(Saved entries)
——

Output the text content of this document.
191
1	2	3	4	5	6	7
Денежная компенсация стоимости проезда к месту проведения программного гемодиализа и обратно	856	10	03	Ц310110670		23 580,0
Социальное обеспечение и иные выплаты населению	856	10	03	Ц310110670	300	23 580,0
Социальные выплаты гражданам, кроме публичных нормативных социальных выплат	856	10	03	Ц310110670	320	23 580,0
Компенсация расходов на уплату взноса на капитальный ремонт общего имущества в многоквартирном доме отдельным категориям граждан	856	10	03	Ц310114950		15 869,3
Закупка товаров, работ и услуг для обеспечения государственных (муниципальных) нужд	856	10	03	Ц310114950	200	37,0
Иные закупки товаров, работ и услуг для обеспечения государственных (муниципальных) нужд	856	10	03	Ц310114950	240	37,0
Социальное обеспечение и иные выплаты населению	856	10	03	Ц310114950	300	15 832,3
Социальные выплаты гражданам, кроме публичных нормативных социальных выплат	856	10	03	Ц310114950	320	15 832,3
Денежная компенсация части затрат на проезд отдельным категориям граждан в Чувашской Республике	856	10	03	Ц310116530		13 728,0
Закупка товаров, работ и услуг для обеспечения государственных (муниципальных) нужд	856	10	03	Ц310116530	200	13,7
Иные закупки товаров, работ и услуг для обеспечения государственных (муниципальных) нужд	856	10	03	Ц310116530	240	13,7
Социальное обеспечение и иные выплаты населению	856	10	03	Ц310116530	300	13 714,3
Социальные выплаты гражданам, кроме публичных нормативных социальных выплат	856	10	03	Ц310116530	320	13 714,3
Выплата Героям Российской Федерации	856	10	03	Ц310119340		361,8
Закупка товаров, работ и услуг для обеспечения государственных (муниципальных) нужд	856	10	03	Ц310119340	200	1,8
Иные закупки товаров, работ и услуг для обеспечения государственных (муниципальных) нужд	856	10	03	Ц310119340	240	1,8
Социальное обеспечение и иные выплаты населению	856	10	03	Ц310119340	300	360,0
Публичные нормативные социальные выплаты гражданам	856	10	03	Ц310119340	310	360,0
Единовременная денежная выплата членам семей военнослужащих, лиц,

——

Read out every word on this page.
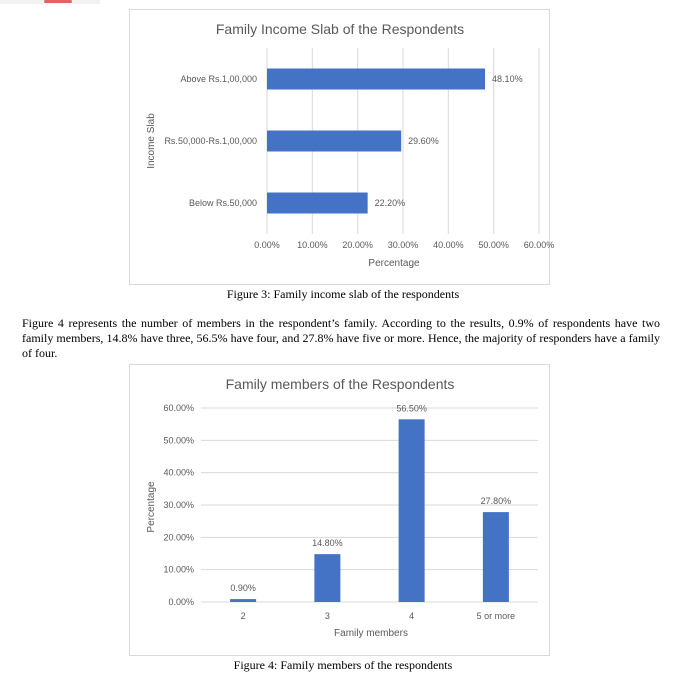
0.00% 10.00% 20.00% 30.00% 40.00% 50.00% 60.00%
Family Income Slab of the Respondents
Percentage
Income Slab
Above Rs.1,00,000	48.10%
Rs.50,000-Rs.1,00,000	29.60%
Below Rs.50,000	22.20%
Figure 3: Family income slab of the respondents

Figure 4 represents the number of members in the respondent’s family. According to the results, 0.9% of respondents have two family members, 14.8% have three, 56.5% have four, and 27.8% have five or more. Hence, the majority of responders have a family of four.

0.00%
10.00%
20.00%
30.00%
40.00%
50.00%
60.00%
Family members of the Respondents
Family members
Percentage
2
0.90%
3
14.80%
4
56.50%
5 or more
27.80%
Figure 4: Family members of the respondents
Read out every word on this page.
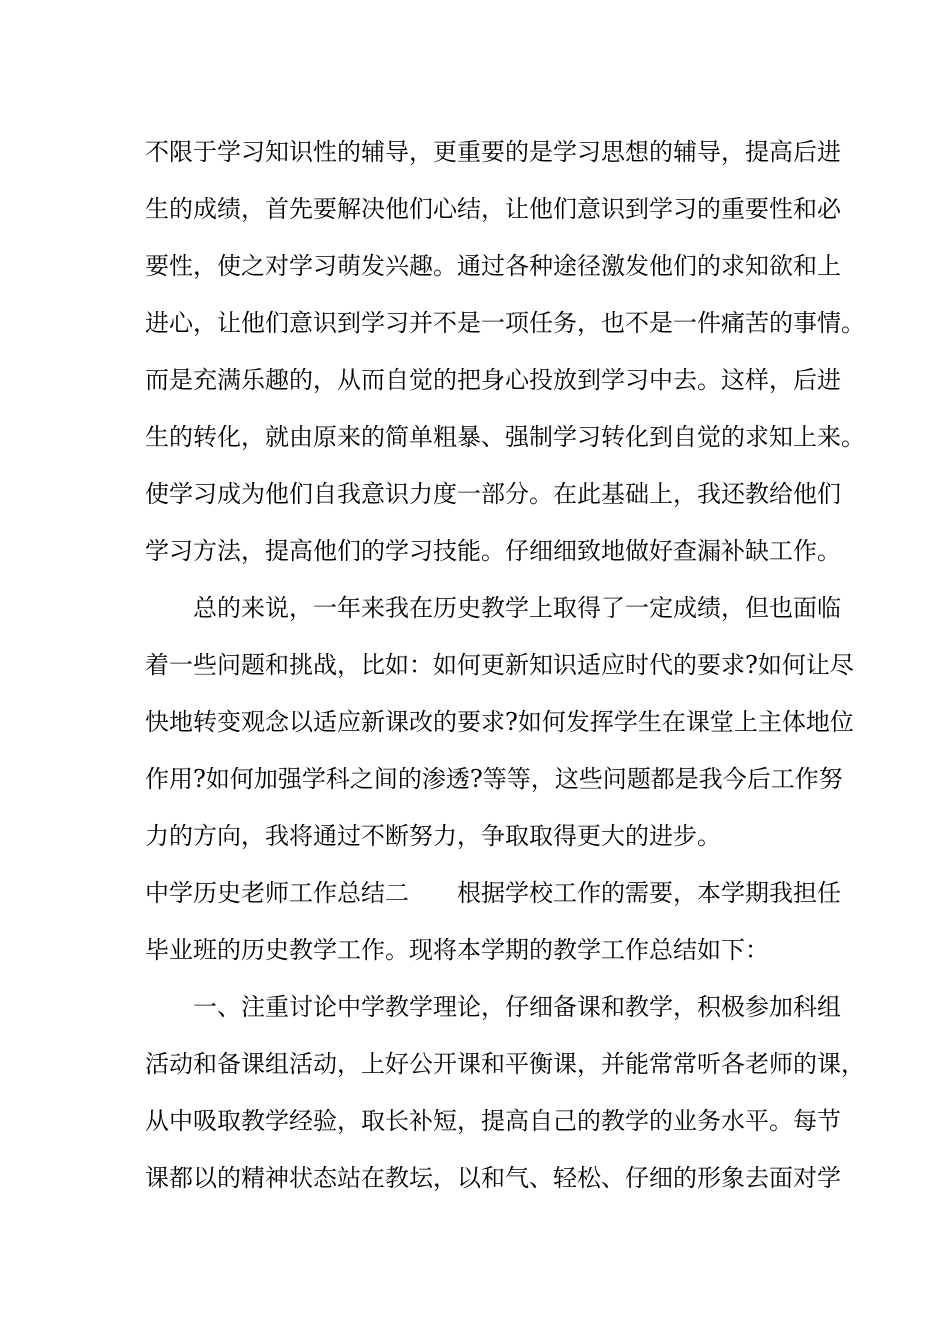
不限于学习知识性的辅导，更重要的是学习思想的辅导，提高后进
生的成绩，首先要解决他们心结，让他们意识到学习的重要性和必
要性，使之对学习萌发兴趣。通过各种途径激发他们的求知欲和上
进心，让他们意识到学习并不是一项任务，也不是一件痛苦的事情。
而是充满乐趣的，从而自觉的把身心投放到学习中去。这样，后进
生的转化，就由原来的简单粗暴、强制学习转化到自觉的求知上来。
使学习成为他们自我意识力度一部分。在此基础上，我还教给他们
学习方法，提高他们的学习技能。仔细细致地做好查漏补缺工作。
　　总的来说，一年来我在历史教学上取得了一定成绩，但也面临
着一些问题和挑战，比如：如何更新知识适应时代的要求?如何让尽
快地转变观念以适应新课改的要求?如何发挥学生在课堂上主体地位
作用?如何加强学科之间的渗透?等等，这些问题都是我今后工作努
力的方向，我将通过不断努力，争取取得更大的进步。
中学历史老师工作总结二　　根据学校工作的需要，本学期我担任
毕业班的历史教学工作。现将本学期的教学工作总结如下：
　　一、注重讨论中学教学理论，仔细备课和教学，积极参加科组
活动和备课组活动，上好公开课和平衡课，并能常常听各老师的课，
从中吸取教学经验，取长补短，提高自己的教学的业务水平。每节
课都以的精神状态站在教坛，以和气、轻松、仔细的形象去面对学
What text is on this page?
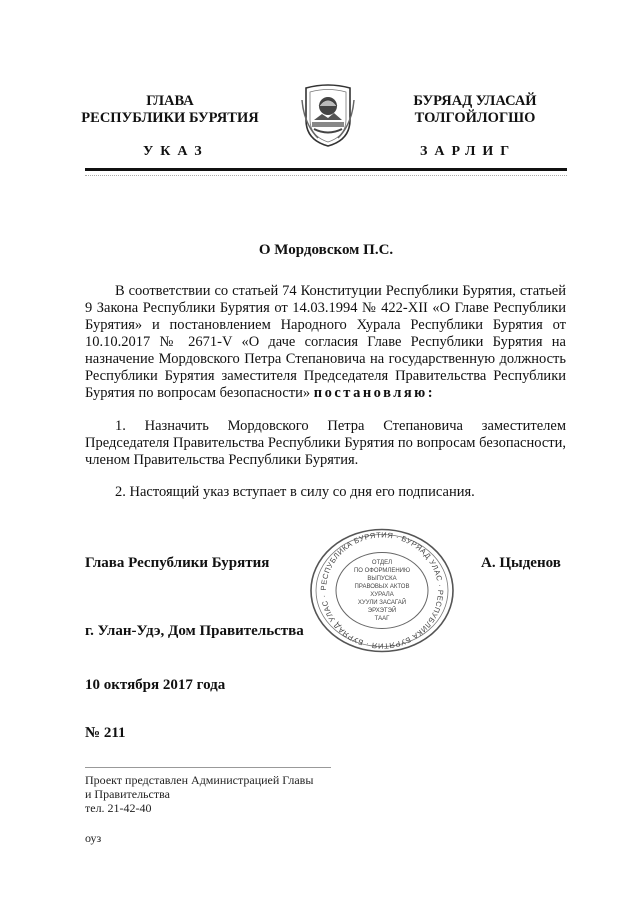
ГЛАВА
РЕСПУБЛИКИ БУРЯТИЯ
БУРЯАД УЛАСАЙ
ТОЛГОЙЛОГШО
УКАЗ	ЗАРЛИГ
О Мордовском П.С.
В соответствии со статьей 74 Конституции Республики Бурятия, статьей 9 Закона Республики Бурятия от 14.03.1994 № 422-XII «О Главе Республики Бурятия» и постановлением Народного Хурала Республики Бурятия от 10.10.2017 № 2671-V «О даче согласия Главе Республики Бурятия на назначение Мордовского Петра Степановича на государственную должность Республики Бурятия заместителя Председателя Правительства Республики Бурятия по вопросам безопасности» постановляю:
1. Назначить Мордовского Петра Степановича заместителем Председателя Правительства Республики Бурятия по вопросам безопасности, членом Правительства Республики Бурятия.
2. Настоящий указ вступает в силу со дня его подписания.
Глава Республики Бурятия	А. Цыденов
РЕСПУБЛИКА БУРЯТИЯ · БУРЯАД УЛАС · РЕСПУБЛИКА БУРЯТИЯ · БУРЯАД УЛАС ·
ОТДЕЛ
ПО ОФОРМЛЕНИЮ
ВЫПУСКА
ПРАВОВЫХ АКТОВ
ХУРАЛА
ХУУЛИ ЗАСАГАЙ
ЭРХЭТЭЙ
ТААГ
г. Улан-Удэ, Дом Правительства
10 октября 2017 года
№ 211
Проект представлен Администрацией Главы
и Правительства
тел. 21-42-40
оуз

——

Task instructions |
Return each line where "more" shows up.

Correct response |
Figure 4 represents the number of members in the respondent’s family. According to the results, 0.9% of respondents have two family members, 14.8% have three, 56.5% have four, and 27.8% have five or more. Hence, the majority of responders have a family of four.
5 or more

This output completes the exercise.